→ **EXERCISE INSTRUCTIONS**
Below are the entries; count the lines in them that contain the word "style" and give only the number.

→ **MATERIAL PROVIDED**
╔══

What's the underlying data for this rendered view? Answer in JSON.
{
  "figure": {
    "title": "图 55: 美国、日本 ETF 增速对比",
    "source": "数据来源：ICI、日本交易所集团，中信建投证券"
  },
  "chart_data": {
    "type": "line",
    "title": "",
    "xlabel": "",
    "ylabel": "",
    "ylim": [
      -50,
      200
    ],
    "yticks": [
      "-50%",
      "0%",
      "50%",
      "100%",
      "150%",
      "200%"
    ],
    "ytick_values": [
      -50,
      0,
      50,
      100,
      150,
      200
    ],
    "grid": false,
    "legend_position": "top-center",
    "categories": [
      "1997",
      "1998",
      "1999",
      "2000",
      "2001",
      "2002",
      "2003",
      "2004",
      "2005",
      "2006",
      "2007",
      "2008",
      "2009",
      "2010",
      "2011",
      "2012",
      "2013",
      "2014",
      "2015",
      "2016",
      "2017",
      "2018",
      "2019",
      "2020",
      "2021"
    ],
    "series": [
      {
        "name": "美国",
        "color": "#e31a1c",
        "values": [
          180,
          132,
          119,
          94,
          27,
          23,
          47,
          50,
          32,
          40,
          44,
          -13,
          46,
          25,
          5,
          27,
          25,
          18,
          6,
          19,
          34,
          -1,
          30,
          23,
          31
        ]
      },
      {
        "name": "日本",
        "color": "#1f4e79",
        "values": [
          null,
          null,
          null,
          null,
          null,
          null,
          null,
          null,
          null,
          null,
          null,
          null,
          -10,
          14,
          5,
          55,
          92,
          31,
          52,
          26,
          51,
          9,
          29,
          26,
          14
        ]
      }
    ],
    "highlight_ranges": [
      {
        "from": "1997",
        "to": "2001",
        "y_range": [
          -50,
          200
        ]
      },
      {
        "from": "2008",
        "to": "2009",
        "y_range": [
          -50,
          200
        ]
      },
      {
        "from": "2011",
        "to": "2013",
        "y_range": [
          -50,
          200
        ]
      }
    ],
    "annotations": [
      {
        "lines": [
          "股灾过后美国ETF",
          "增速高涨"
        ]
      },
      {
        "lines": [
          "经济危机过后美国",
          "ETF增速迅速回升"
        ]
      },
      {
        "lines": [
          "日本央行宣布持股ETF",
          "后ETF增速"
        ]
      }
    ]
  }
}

╚══
╔══

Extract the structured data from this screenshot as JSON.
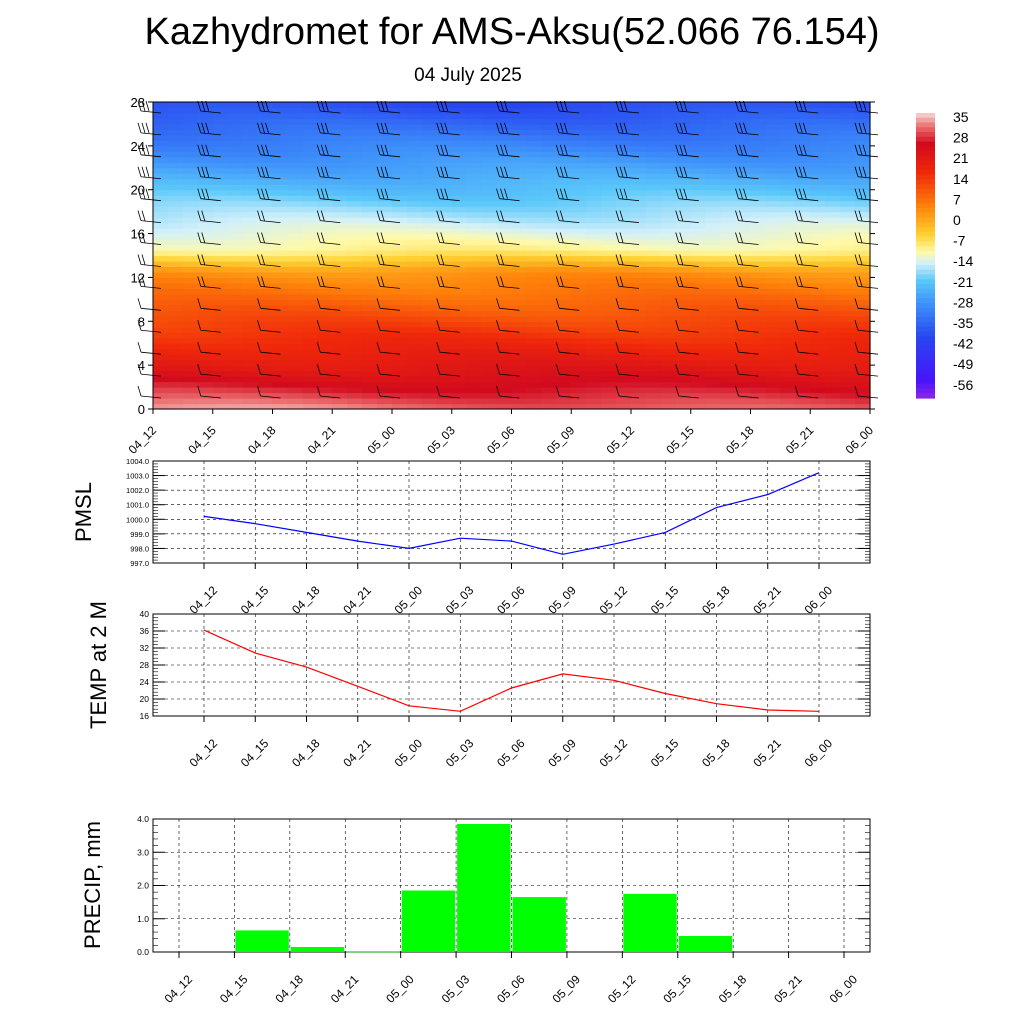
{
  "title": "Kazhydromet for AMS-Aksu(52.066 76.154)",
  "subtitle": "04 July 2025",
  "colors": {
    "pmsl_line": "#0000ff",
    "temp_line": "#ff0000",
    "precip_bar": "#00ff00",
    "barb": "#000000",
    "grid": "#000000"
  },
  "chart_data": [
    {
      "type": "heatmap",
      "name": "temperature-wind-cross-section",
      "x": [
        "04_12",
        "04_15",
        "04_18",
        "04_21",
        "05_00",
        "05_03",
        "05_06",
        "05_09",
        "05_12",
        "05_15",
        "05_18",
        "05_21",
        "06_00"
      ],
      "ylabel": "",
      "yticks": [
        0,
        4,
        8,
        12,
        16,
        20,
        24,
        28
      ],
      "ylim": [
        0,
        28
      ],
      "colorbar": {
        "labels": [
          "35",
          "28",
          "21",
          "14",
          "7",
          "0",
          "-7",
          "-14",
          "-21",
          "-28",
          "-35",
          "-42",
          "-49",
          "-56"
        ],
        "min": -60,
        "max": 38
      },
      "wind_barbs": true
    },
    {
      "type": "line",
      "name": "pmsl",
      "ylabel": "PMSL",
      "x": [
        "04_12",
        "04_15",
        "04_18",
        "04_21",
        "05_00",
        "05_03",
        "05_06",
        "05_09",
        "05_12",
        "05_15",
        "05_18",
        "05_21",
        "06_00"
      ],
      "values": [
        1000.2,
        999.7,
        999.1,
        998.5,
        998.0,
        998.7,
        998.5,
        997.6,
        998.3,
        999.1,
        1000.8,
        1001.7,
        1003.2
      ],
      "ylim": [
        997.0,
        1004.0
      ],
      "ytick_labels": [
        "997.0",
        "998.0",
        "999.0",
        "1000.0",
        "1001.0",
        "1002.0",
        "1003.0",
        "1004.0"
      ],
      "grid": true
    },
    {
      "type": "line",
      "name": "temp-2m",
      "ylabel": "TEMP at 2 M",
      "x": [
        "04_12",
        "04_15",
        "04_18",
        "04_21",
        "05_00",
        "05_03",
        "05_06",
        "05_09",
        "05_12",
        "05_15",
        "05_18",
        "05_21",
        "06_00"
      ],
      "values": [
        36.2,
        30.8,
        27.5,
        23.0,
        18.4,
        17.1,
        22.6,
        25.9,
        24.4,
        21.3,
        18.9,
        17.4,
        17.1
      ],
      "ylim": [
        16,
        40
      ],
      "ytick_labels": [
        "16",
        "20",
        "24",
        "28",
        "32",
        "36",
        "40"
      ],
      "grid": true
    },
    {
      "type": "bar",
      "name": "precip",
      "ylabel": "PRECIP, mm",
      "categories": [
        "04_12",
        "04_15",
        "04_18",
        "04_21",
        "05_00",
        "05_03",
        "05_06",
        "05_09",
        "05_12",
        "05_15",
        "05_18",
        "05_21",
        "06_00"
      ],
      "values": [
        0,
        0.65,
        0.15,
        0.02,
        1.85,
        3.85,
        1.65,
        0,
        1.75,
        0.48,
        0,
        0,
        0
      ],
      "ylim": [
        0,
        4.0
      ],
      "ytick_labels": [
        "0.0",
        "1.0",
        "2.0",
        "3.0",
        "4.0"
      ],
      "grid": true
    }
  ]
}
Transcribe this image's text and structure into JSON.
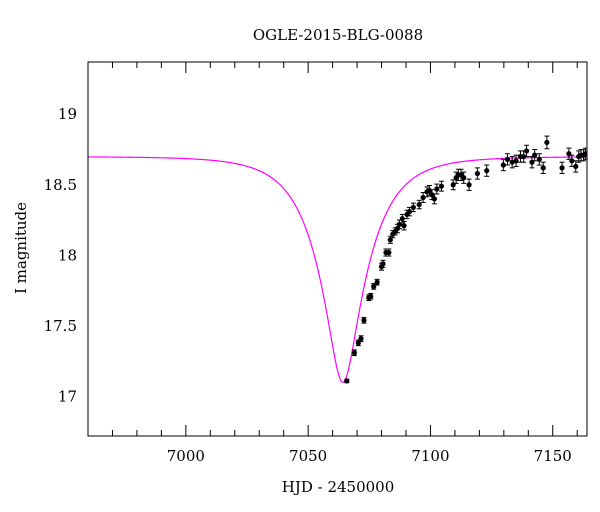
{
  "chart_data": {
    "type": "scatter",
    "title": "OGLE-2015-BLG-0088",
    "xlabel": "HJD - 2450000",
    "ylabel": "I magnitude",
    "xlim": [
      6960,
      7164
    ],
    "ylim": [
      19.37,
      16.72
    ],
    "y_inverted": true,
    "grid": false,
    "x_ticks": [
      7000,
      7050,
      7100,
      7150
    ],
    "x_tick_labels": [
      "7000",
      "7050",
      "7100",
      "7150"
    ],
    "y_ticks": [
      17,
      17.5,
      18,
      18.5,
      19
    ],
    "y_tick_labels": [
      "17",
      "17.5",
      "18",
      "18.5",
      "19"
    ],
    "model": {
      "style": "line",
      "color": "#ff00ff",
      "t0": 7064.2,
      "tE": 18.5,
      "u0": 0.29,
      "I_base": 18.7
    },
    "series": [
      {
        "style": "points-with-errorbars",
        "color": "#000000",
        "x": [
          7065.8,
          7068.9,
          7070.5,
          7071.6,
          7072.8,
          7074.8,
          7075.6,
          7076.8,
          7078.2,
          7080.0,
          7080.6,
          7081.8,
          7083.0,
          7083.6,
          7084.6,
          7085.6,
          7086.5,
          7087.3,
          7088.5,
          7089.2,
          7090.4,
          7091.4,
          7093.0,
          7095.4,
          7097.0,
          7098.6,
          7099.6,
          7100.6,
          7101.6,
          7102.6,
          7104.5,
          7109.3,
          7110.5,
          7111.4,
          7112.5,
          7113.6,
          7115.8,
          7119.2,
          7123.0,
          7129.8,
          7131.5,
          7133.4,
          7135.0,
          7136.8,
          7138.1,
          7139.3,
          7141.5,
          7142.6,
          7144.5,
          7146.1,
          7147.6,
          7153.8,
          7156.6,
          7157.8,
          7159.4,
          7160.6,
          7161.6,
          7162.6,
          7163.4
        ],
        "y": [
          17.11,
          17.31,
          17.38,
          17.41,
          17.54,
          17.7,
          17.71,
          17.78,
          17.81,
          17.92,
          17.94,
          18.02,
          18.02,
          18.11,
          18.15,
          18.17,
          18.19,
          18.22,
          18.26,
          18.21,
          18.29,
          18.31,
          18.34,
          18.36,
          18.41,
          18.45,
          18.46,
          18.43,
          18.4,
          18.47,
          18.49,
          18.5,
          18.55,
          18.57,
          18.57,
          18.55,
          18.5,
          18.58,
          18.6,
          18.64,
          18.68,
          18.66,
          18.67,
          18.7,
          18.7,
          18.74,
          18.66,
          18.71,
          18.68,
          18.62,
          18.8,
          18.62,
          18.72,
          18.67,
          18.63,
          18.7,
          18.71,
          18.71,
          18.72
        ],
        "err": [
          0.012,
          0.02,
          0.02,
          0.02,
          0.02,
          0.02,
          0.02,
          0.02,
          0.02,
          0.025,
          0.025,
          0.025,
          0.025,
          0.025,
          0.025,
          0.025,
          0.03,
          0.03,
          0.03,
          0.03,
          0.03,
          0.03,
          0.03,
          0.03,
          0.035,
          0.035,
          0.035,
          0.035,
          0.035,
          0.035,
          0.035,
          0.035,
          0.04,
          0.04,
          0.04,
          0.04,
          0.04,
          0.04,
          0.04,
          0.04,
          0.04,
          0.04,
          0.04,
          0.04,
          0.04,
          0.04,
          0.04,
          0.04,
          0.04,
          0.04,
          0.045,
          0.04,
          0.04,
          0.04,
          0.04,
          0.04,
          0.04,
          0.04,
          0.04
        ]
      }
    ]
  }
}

╚══

→ **OUTPUT FOR THIS TASK**
2